_WHAT TO DO_
Pick out all lines of the entries that include the word "överklagas" and copy them.

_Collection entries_

^^^^^^^^

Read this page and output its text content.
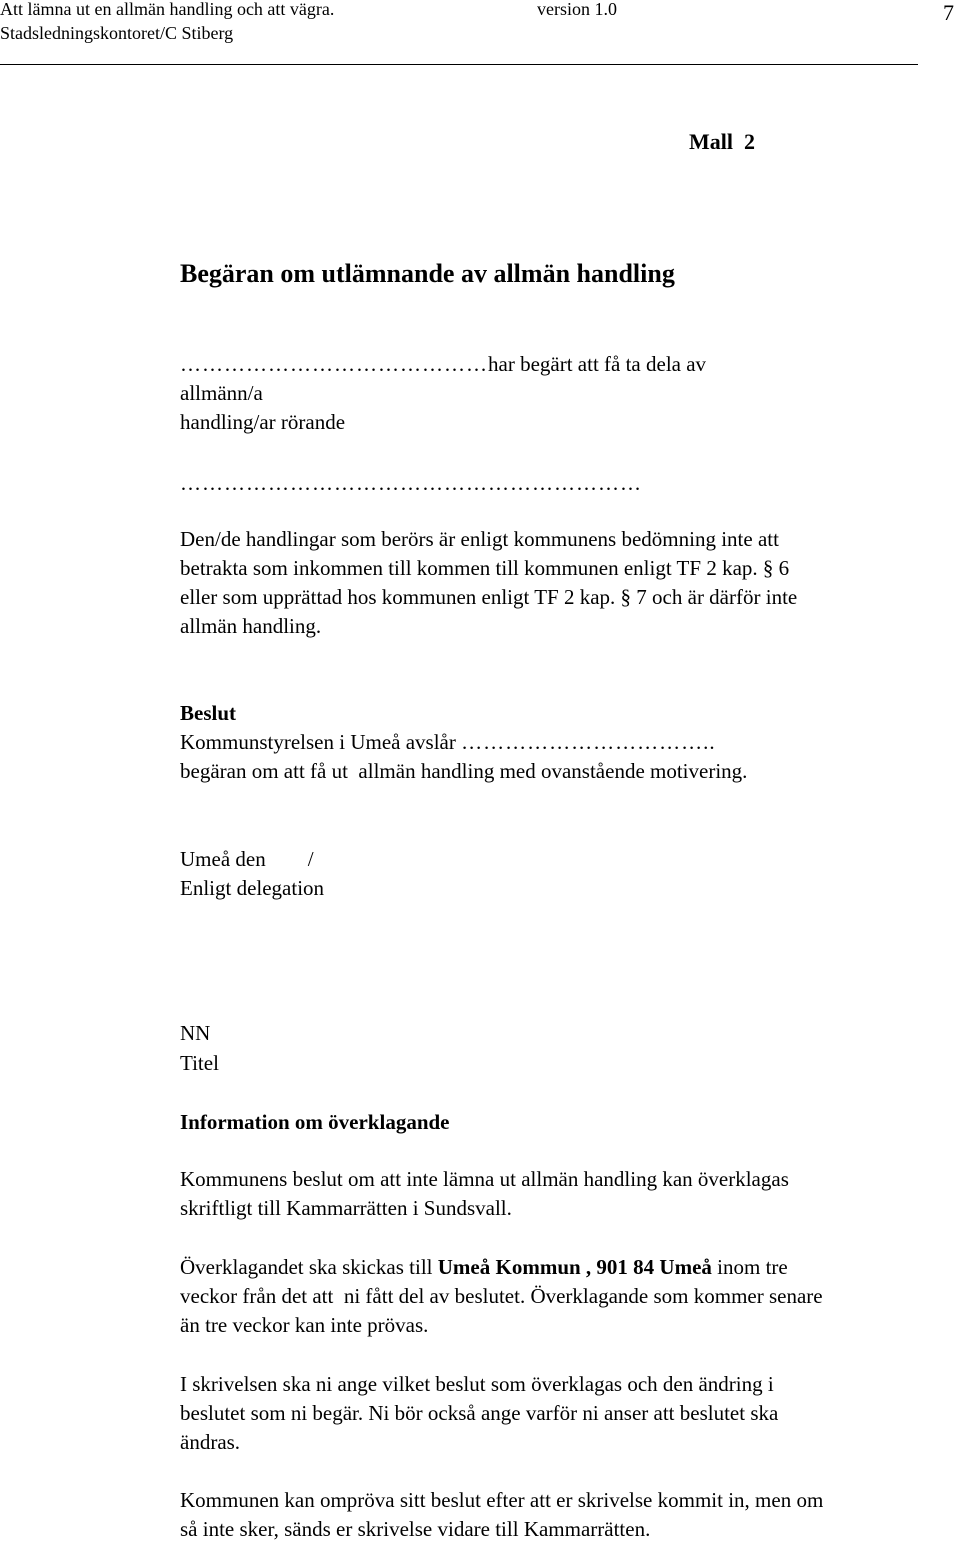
Att lämna ut en allmän handling och att vägra.	version 1.0	7
Stadsledningskontoret/C Stiberg
Mall  2
Begäran om utlämnande av allmän handling
……………………………………har begärt att få ta dela av
allmänn/a
handling/ar rörande
………………………………………………………
Den/de handlingar som berörs är enligt kommunens bedömning inte att
betrakta som inkommen till kommen till kommunen enligt TF 2 kap. § 6
eller som upprättad hos kommunen enligt TF 2 kap. § 7 och är därför inte
allmän handling.
Beslut
Kommunstyrelsen i Umeå avslår ……………………………..
begäran om att få ut  allmän handling med ovanstående motivering.
Umeå den        /
Enligt delegation
NN
Titel
Information om överklagande
Kommunens beslut om att inte lämna ut allmän handling kan överklagas
skriftligt till Kammarrätten i Sundsvall.
Överklagandet ska skickas till Umeå Kommun , 901 84 Umeå inom tre
veckor från det att  ni fått del av beslutet. Överklagande som kommer senare
än tre veckor kan inte prövas.
I skrivelsen ska ni ange vilket beslut som överklagas och den ändring i
beslutet som ni begär. Ni bör också ange varför ni anser att beslutet ska
ändras.
Kommunen kan ompröva sitt beslut efter att er skrivelse kommit in, men om
så inte sker, sänds er skrivelse vidare till Kammarrätten.
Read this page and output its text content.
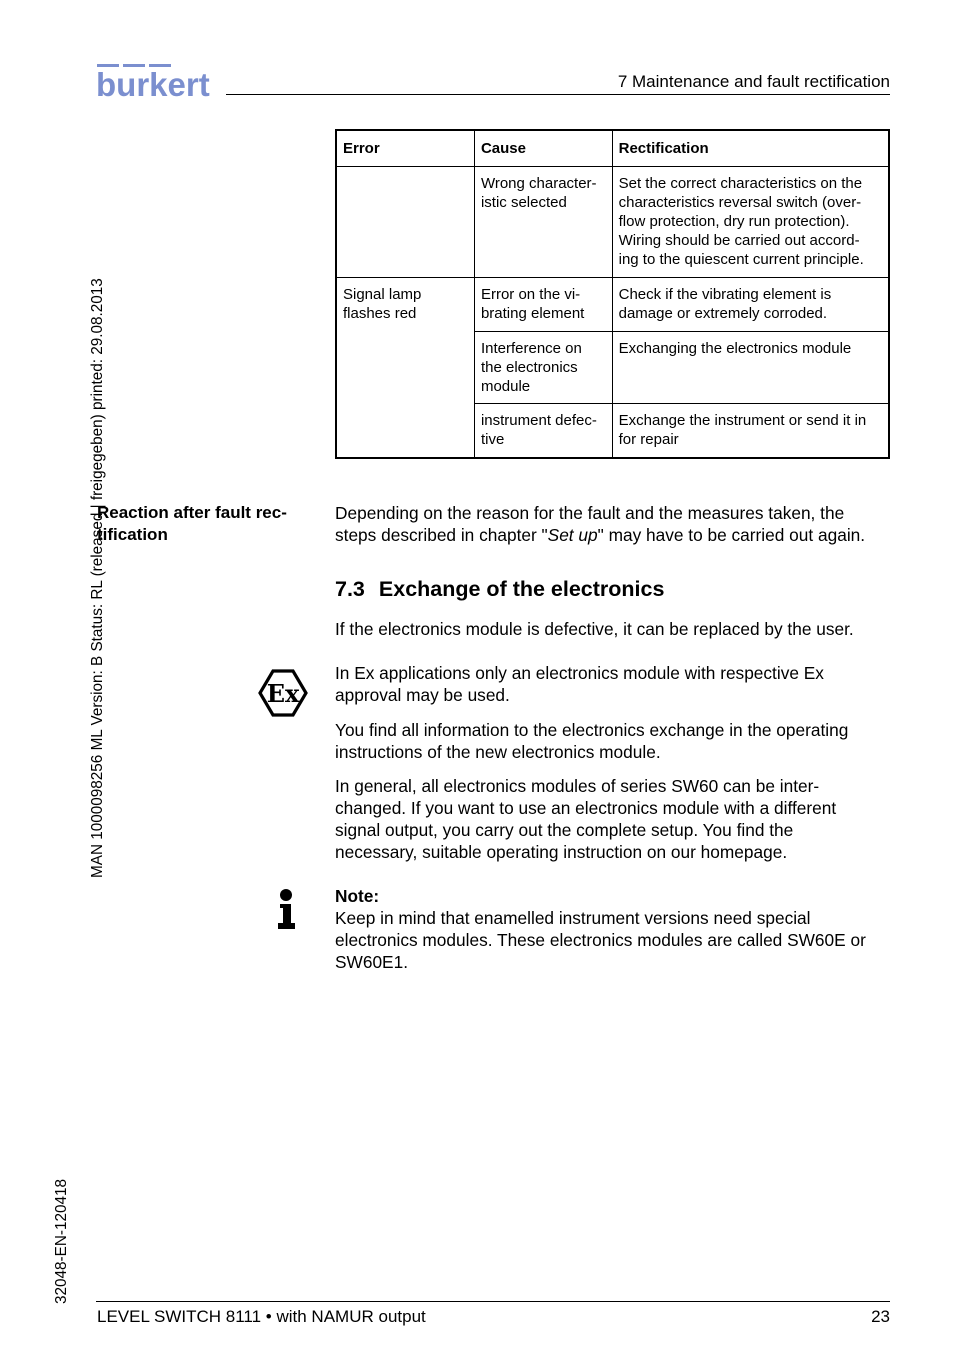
burkert	7 Maintenance and fault rectification
MAN 1000098256 ML Version: B Status: RL (released | freigegeben) printed: 29.08.2013
32048-EN-120418
Error	Cause	Rectification

	Wrong character-
istic selected	Set the correct characteristics on the
characteristics reversal switch (over-
flow protection, dry run protection).
Wiring should be carried out accord-
ing to the quiescent current principle.

Signal lamp
flashes red	Error on the vi-
brating element	Check if the vibrating element is
damage or extremely corroded.

	Interference on
the electronics
module	Exchanging the electronics module

	instrument defec-
tive	Exchange the instrument or send it in
for repair
Reaction after fault rec-
tification
Depending on the reason for the fault and the measures taken, the
steps described in chapter "Set up" may have to be carried out again.
7.3 Exchange of the electronics
If the electronics module is defective, it can be replaced by the user.
Ex
In Ex applications only an electronics module with respective Ex
approval may be used.
You find all information to the electronics exchange in the operating
instructions of the new electronics module.
In general, all electronics modules of series SW60 can be inter-
changed. If you want to use an electronics module with a different
signal output, you carry out the complete setup. You find the
necessary, suitable operating instruction on our homepage.
Note:
Keep in mind that enamelled instrument versions need special
electronics modules. These electronics modules are called SW60E or
SW60E1.
LEVEL SWITCH 8111 • with NAMUR output	23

^^^^^^^^

_RESULT FOR THIS EXERCISE_
Kommunens beslut om att inte lämna ut allmän handling kan överklagas
I skrivelsen ska ni ange vilket beslut som överklagas och den ändring i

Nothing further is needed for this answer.